Objective ▸
Reproduce verbatim the lines of data from the line containing "legend-swatch <box>627 486 640 499</box>" to the line containing "legend-swatch <box>160 536 172 549</box>", including both of those lines.

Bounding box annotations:
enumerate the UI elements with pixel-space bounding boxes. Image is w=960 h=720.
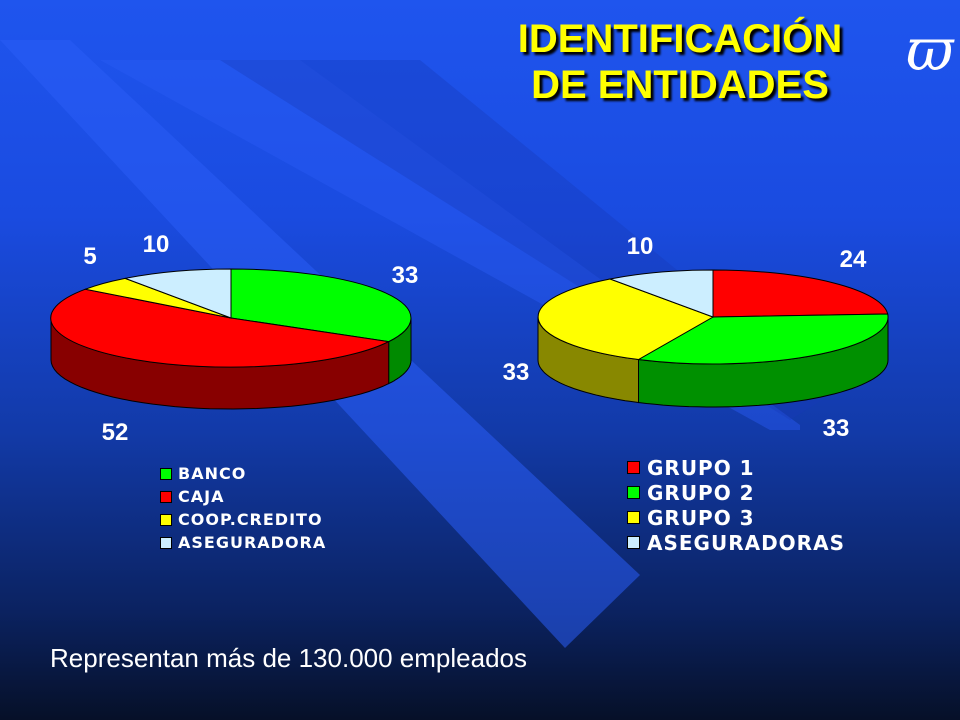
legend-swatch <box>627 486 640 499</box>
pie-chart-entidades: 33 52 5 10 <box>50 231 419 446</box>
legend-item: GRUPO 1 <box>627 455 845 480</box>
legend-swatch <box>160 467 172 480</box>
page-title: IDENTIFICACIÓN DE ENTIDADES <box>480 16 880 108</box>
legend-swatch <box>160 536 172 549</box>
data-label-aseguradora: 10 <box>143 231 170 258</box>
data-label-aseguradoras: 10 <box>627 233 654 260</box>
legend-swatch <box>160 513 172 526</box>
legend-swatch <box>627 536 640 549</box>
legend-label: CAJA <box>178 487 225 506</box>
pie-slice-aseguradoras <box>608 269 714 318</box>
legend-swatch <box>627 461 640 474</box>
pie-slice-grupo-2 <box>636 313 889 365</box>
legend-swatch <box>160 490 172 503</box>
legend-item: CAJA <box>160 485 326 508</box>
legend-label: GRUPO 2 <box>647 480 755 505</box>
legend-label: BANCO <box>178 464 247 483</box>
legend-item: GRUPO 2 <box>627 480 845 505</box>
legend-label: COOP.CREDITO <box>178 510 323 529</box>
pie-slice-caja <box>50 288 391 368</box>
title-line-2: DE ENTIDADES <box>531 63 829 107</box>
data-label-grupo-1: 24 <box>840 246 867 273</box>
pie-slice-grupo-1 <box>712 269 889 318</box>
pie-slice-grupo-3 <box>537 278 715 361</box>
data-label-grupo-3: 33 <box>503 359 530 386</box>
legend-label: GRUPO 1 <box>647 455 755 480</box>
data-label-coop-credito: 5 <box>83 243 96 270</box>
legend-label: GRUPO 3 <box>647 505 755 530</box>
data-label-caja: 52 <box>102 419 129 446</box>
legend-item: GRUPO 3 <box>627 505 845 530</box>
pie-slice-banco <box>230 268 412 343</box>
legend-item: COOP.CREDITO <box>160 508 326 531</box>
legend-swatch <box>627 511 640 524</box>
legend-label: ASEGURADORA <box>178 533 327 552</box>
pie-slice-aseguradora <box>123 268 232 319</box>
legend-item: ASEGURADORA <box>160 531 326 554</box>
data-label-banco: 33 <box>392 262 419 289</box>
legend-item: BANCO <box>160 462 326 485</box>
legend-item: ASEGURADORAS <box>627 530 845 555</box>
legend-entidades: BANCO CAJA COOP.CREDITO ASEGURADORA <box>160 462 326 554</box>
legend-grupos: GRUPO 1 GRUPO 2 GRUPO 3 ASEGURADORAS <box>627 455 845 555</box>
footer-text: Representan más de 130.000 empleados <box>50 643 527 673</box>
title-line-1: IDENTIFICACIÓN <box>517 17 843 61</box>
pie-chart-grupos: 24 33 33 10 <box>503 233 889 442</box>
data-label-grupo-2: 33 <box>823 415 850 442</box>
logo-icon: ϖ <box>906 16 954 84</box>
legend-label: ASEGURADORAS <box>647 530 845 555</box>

Reply to the exercise ▸
legend-swatch <box>627 486 640 499</box>
pie-chart-entidades: 33 52 5 10 <box>50 231 419 446</box>
legend-item: GRUPO 1 <box>627 455 845 480</box>
legend-swatch <box>160 467 172 480</box>
page-title: IDENTIFICACIÓN DE ENTIDADES <box>480 16 880 108</box>
legend-swatch <box>160 536 172 549</box>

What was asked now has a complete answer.